## PROBLEM DETAILS
Copy every line from the data below in which the string "desc" can be found.

## RECORDS SHOWN
------------------------------------------------------------
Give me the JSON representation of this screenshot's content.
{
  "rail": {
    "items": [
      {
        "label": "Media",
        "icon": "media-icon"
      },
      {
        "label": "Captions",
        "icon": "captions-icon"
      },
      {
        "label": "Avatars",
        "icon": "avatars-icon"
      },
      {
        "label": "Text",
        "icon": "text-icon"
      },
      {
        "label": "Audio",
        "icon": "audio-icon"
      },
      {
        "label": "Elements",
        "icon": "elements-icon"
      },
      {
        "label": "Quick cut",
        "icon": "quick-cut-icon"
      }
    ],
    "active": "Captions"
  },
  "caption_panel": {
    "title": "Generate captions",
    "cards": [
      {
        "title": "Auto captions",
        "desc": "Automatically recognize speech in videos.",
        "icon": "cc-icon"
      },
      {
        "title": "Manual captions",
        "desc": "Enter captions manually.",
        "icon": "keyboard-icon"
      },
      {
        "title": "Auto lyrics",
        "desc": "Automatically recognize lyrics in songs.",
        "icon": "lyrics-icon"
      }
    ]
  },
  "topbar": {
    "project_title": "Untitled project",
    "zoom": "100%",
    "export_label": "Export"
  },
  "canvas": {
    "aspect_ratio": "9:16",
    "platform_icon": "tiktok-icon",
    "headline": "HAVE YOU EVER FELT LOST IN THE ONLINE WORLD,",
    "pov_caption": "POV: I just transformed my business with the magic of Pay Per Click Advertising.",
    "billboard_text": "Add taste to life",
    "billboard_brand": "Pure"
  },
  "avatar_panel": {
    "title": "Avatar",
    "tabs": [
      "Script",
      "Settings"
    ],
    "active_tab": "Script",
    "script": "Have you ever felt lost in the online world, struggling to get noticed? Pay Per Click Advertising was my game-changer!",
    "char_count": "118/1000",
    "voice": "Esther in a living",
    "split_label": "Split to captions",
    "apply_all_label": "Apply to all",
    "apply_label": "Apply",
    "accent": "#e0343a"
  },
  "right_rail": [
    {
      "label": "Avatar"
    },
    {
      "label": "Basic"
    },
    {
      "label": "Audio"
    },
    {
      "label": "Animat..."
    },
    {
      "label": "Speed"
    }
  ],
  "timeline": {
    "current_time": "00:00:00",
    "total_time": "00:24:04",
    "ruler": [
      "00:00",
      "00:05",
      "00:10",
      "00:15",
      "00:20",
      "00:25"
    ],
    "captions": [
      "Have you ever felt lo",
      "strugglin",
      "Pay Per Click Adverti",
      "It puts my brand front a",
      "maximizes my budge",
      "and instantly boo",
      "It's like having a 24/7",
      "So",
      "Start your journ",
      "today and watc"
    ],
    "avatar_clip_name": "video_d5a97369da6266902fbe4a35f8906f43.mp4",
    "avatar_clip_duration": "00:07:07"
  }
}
------------------------------------------------------------
## WRITTEN RESPONSE
        "desc": "Automatically recognize speech in videos.",
        "desc": "Enter captions manually.",
        "desc": "Automatically recognize lyrics in songs.",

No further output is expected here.